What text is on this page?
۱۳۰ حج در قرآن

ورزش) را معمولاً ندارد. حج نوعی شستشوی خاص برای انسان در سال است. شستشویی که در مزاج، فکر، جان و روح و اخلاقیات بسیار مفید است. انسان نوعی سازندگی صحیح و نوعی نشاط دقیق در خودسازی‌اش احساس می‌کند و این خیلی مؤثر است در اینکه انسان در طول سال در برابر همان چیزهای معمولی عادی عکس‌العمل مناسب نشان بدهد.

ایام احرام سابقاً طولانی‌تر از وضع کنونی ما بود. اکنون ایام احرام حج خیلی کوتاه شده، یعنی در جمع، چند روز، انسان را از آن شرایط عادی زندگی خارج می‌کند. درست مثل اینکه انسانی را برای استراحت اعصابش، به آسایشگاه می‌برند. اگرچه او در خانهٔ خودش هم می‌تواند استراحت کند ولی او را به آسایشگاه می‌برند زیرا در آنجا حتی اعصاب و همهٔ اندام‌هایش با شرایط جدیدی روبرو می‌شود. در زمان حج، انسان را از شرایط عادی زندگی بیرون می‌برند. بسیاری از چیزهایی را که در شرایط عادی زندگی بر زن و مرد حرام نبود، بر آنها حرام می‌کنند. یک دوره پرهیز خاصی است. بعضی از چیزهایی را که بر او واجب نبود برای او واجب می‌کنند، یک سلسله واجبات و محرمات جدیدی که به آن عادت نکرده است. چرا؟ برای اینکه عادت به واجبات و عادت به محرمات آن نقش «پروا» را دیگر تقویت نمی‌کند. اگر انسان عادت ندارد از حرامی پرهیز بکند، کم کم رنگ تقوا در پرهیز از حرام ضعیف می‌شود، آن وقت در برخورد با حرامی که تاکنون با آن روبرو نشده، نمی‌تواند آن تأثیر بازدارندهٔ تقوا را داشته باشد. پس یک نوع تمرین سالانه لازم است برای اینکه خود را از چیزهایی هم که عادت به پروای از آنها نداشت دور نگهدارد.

---

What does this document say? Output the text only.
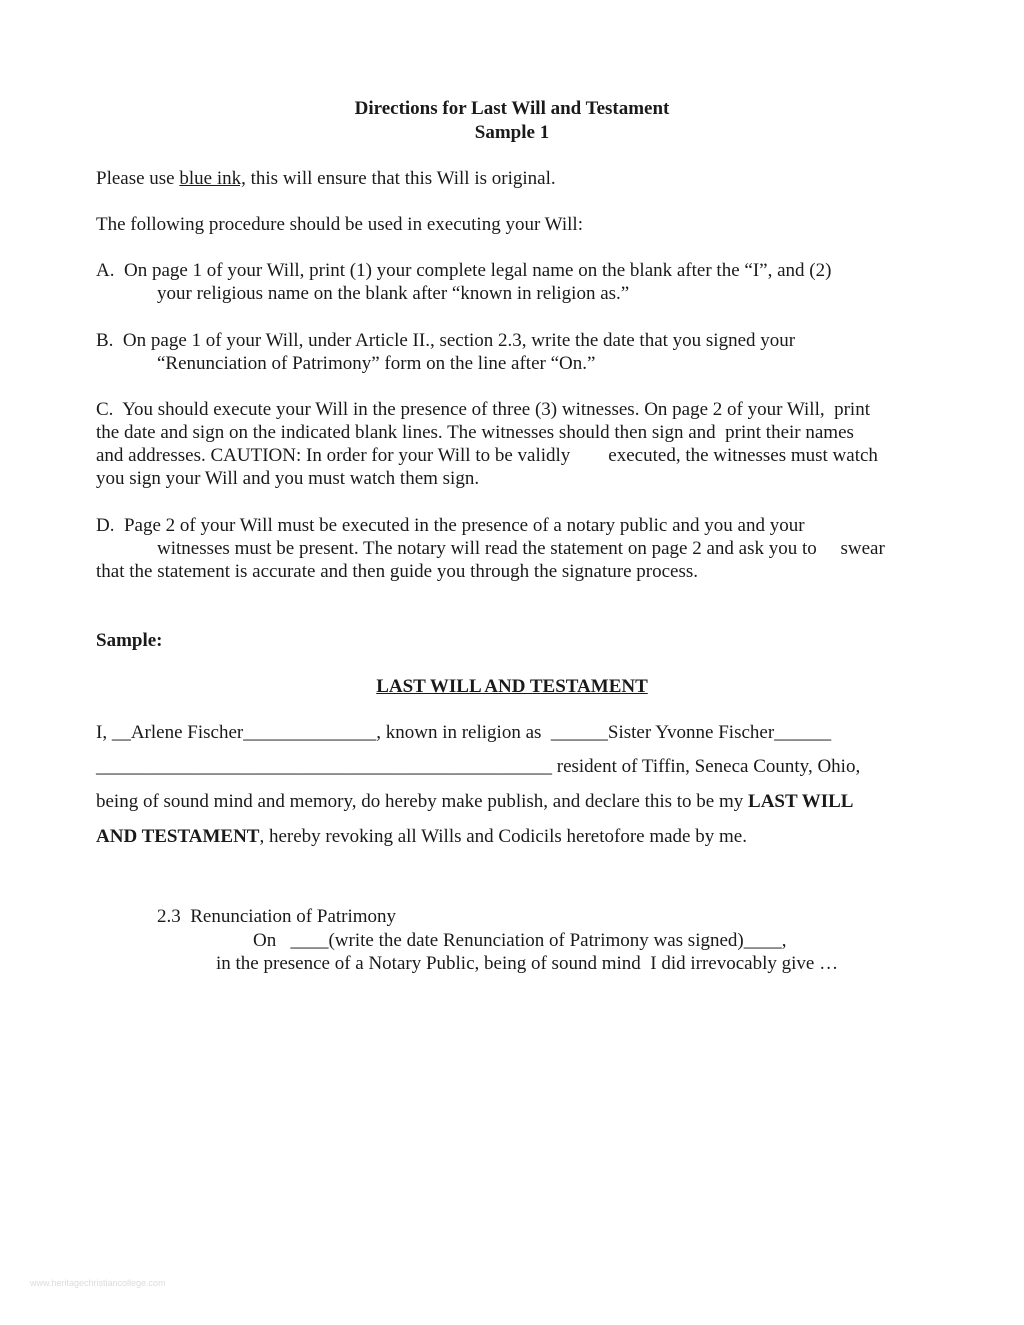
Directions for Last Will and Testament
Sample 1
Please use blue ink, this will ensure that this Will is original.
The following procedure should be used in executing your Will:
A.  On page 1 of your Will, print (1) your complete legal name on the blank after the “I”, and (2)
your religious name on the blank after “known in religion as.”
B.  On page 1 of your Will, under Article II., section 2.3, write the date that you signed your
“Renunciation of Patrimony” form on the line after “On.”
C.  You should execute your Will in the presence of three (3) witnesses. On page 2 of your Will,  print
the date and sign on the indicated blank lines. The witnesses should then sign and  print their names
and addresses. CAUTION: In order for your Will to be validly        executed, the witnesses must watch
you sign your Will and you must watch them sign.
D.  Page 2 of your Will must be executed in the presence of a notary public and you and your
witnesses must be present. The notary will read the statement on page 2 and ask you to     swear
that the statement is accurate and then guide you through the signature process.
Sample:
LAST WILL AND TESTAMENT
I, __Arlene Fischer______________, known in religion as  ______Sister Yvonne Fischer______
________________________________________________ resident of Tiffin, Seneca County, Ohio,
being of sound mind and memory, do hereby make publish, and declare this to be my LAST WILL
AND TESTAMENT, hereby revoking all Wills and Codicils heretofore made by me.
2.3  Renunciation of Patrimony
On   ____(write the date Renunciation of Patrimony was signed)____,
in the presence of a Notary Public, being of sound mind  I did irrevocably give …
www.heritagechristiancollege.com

**Given request**
Of the lines in this listing, how many contain "executed"? Reply with the number and nothing more.

**The answer**
2